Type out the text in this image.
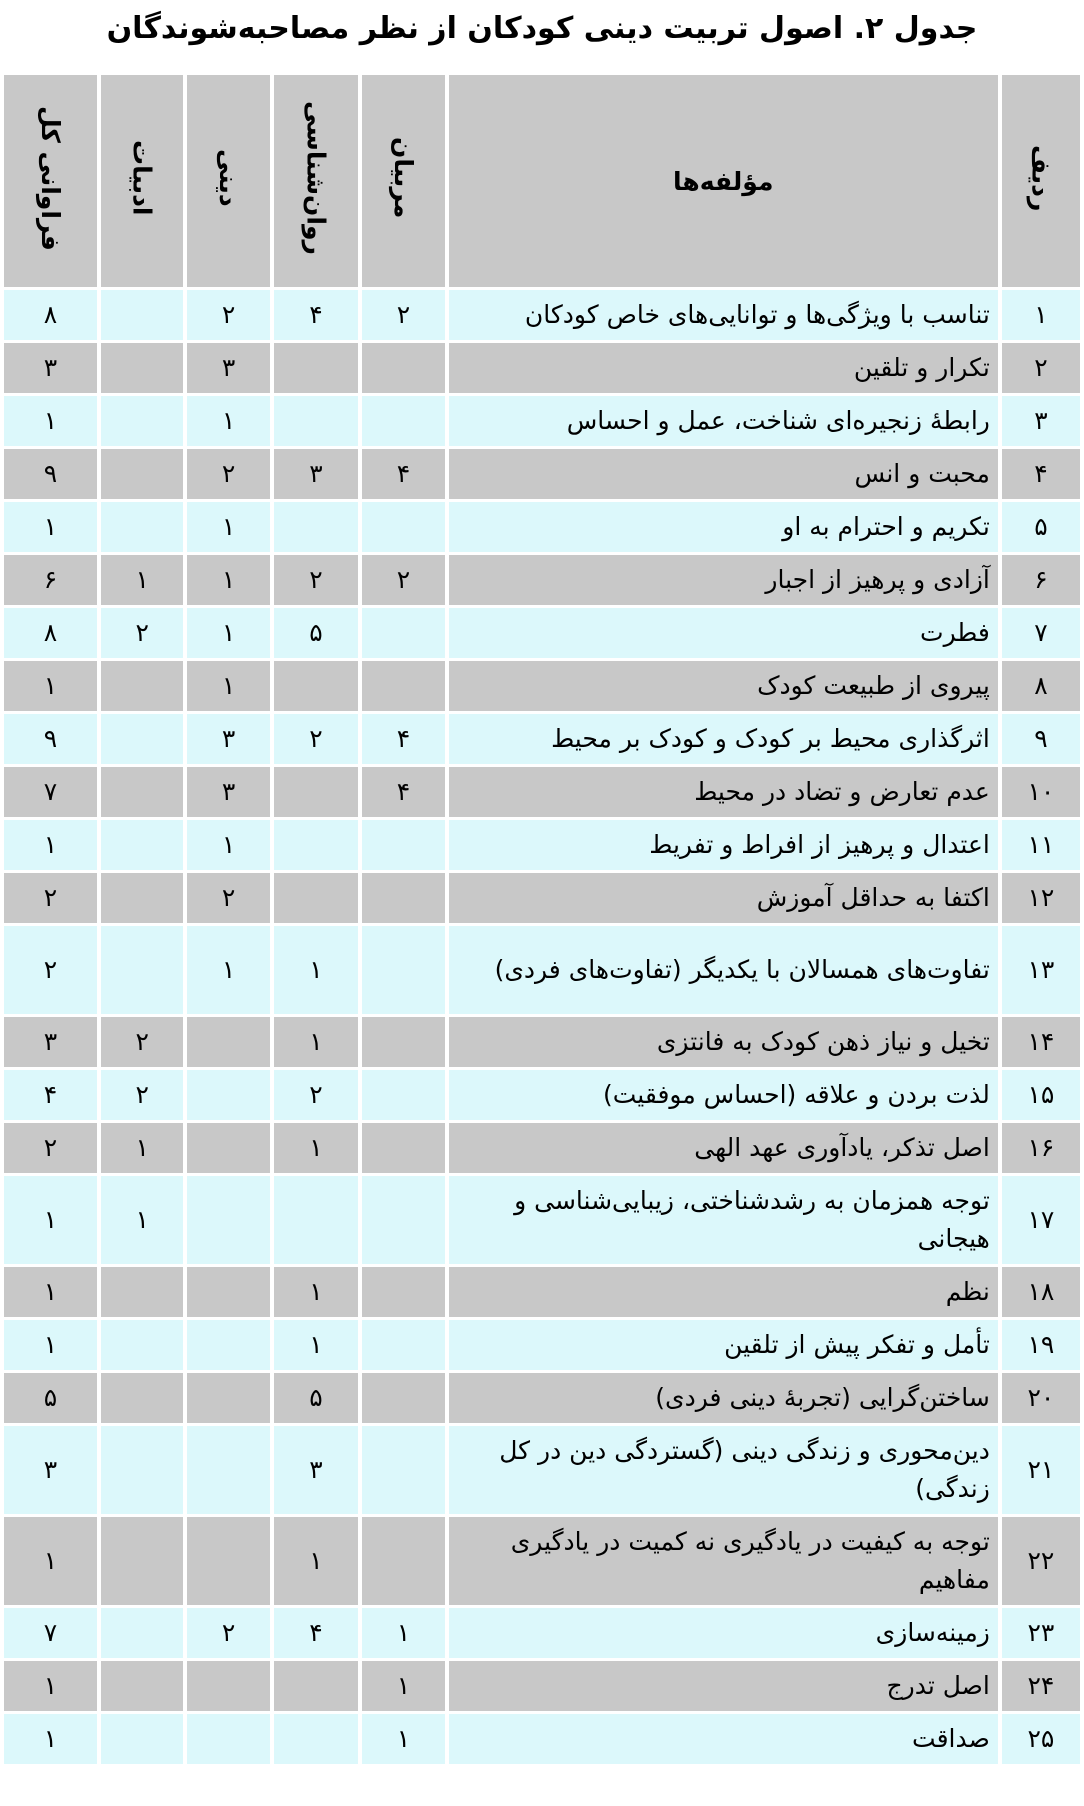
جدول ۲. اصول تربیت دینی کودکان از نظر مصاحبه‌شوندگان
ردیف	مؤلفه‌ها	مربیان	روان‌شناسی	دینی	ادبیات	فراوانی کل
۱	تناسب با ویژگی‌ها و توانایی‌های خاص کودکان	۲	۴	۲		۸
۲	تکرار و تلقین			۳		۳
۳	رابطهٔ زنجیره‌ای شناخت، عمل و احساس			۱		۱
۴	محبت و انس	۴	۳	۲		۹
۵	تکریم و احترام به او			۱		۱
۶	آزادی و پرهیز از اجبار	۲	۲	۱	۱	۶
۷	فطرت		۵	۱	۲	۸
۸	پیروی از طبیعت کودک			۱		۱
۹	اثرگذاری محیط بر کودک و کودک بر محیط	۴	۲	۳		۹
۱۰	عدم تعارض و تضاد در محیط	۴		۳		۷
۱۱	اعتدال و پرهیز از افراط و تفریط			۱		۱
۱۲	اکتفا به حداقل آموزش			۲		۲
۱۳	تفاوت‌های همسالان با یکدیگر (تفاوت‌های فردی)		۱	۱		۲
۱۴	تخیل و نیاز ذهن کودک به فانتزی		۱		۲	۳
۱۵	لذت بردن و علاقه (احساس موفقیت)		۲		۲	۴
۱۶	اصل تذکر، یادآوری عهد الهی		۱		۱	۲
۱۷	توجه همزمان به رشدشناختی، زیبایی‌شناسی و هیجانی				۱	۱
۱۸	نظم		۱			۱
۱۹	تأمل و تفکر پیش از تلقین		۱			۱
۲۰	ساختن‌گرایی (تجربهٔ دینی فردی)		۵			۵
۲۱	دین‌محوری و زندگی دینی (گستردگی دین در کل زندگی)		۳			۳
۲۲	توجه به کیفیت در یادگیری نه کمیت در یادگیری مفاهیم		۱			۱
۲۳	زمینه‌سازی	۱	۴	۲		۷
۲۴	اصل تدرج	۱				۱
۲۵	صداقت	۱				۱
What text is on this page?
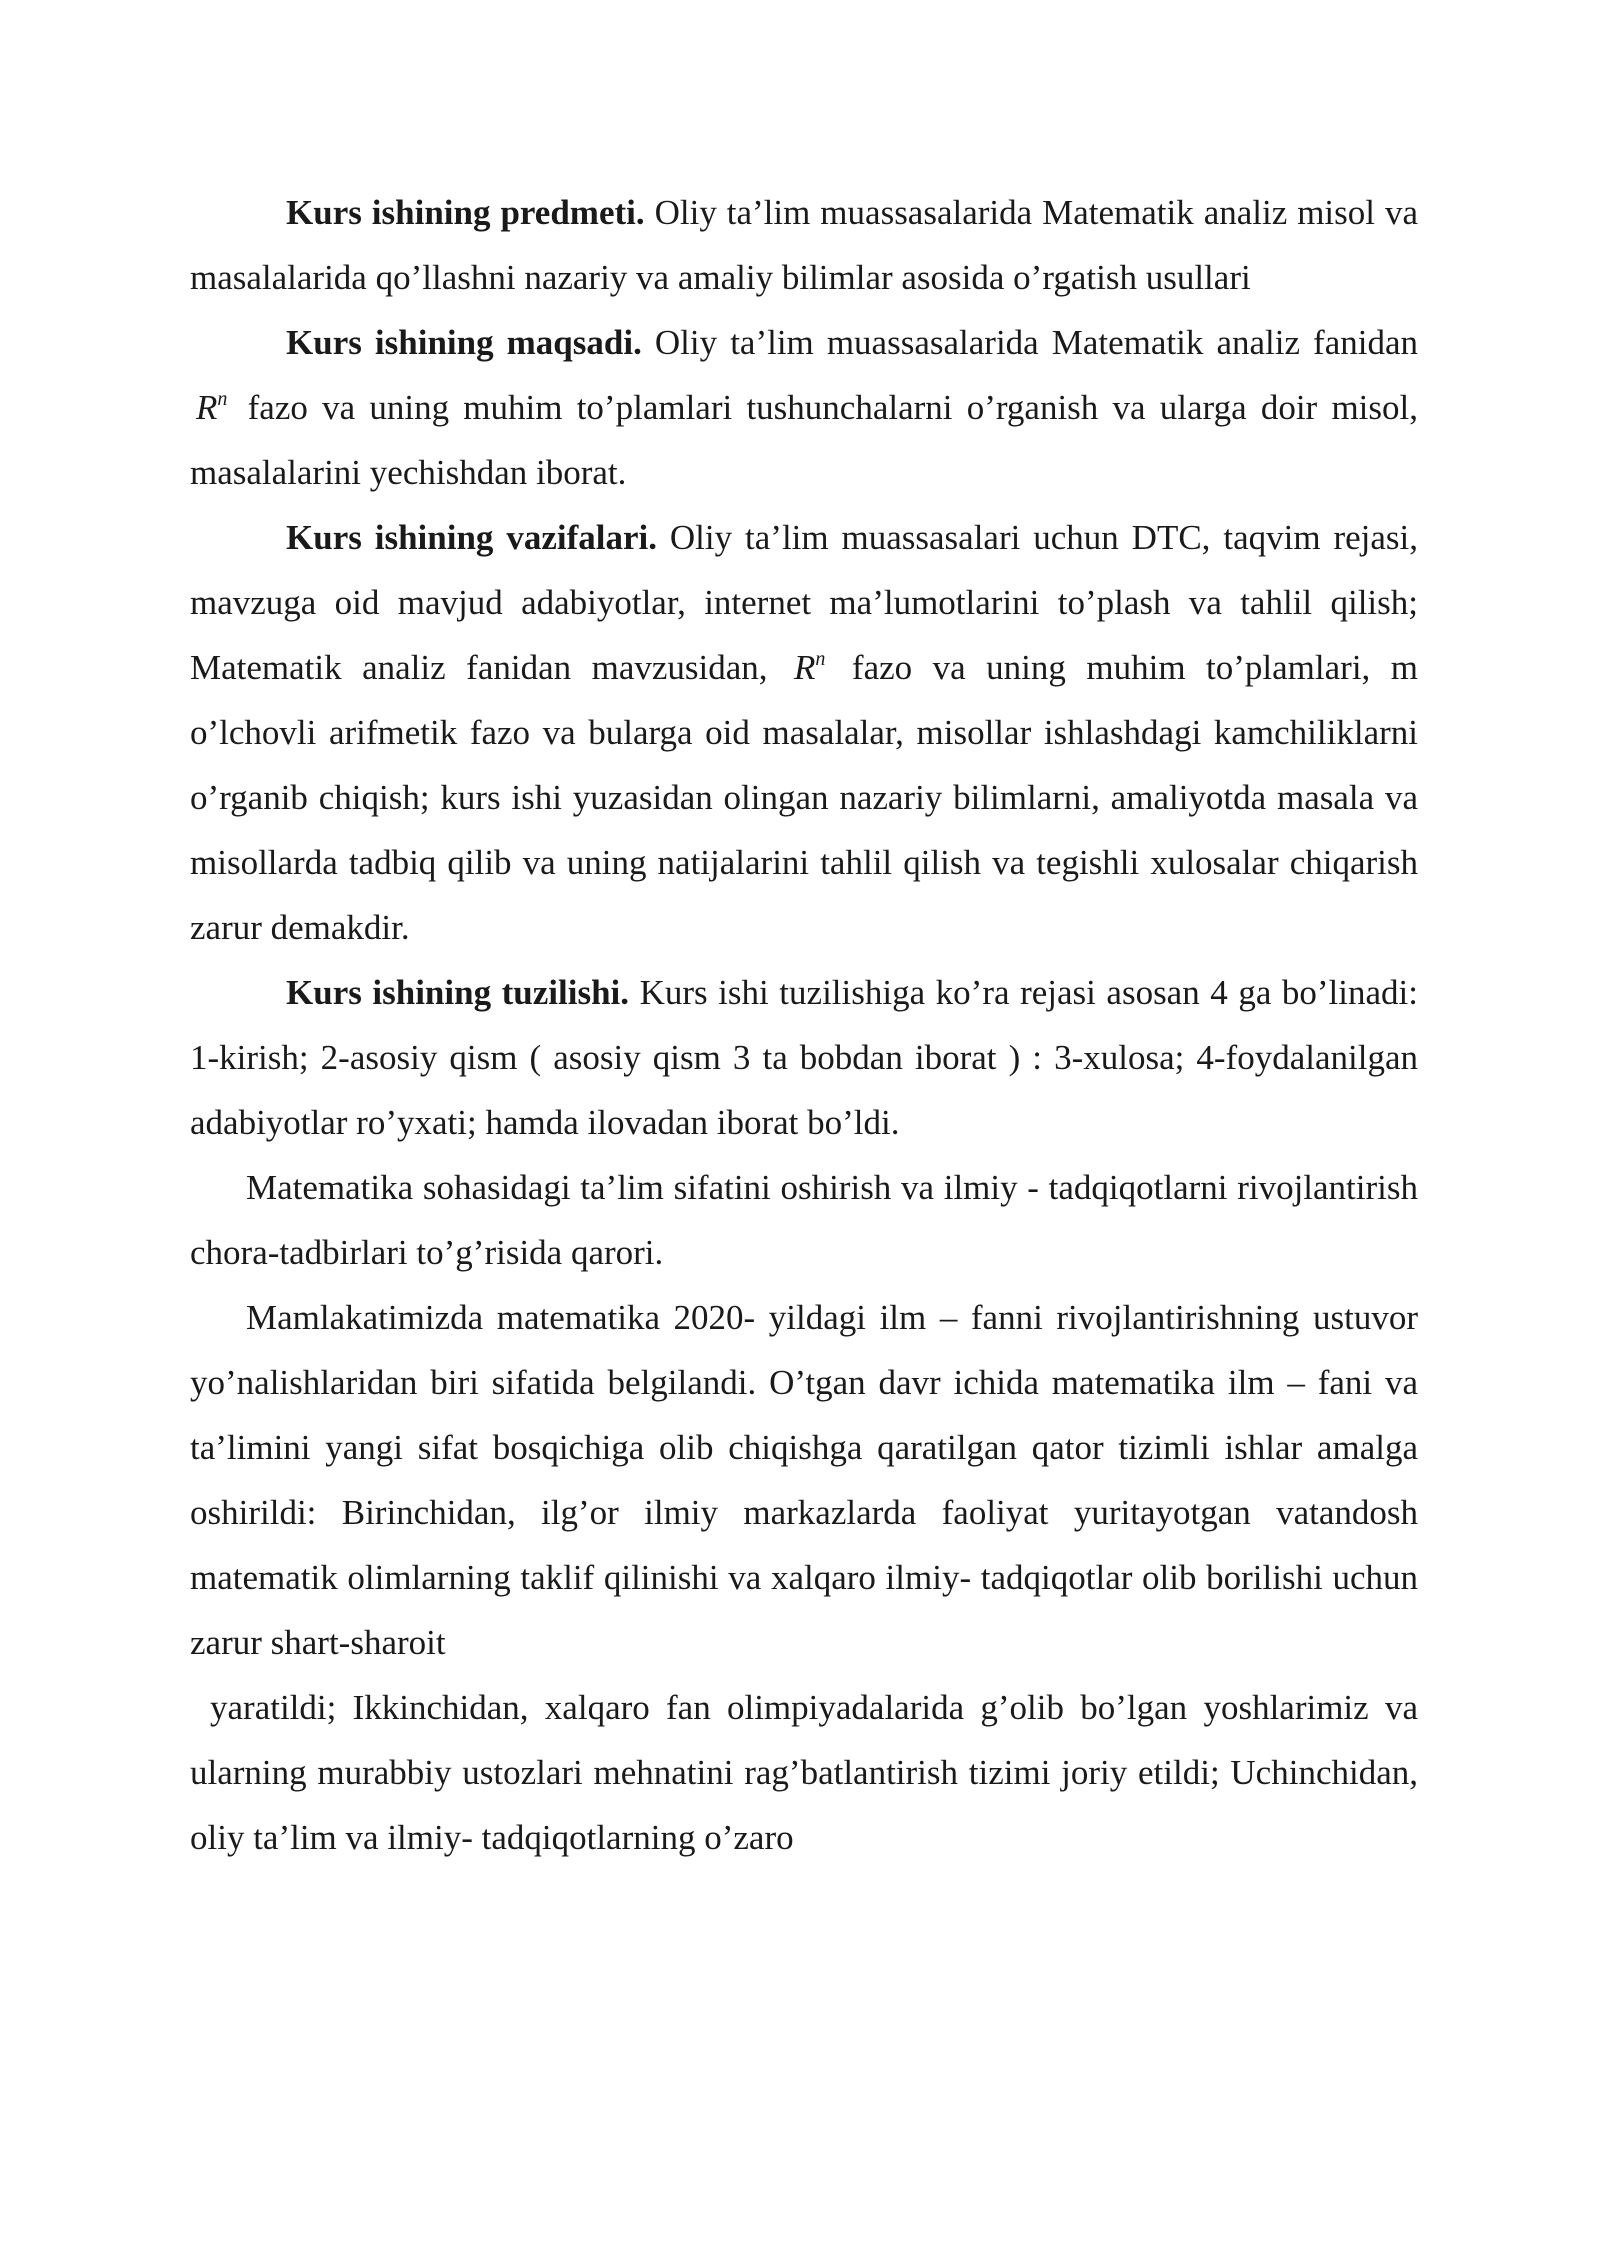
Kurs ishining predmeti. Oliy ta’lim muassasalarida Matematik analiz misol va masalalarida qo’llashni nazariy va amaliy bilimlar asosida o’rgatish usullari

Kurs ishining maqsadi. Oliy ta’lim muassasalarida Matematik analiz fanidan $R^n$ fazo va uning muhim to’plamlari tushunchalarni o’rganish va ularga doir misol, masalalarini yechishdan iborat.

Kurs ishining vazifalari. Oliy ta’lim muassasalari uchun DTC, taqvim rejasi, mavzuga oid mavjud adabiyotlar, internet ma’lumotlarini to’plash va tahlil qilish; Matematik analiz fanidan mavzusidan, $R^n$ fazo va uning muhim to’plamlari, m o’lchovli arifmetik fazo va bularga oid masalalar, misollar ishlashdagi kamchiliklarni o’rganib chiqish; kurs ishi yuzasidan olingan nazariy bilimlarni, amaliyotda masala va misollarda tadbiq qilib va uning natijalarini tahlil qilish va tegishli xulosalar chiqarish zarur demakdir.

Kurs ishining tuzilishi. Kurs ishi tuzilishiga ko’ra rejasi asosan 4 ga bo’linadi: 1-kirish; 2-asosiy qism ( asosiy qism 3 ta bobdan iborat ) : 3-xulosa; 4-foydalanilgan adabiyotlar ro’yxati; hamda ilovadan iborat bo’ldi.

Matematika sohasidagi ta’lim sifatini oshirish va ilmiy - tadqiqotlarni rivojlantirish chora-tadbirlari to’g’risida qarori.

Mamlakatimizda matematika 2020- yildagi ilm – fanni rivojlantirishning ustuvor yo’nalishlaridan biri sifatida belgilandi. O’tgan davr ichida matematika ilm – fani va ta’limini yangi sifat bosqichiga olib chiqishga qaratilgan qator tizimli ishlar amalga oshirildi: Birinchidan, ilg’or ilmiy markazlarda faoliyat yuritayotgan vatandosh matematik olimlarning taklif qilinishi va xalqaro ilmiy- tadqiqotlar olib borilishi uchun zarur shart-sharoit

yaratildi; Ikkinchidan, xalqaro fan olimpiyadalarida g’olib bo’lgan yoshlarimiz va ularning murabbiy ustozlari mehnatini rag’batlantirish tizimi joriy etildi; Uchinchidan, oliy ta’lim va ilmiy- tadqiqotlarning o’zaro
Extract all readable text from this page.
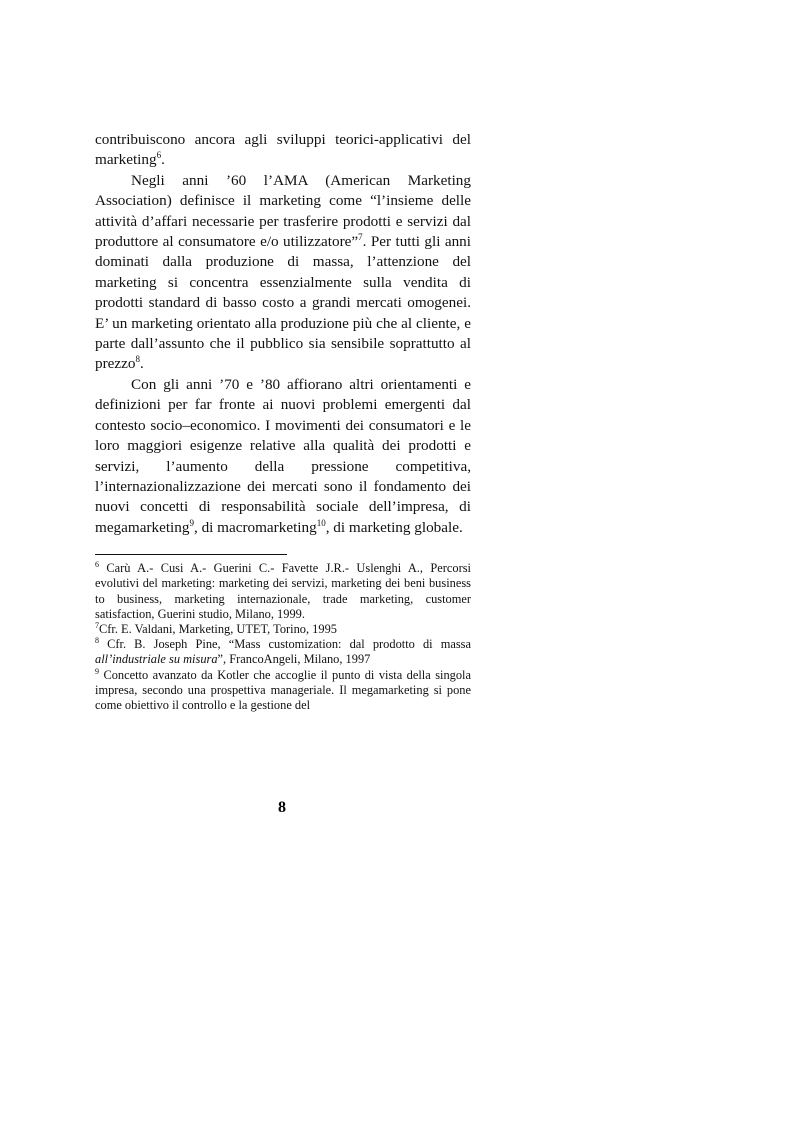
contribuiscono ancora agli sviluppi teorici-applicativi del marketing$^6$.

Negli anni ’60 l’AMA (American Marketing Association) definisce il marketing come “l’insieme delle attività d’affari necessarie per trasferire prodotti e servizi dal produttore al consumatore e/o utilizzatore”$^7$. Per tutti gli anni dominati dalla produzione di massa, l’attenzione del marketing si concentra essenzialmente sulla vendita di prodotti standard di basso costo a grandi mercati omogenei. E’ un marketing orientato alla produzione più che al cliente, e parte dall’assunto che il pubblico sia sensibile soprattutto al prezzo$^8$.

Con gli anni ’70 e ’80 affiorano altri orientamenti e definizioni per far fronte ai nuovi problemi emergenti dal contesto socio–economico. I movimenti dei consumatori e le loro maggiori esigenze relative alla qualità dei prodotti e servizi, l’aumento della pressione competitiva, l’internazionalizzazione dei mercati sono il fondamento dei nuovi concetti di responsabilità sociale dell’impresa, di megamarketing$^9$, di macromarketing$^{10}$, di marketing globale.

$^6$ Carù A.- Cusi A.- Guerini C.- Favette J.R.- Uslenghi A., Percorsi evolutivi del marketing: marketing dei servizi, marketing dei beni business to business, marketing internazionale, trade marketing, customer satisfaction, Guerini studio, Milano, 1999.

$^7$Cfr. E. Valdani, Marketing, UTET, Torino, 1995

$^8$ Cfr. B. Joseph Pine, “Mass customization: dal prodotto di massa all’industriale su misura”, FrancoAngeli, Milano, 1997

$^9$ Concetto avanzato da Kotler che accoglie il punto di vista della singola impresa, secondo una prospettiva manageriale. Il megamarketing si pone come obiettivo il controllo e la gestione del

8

■ **Task instructions**:
Find the string "Milano" in the listing and return every line that holds it.

■ **Result for this task**:
$^6$ Carù A.- Cusi A.- Guerini C.- Favette J.R.- Uslenghi A., Percorsi evolutivi del marketing: marketing dei servizi, marketing dei beni business to business, marketing internazionale, trade marketing, customer satisfaction, Guerini studio, Milano, 1999.
$^8$ Cfr. B. Joseph Pine, “Mass customization: dal prodotto di massa all’industriale su misura”, FrancoAngeli, Milano, 1997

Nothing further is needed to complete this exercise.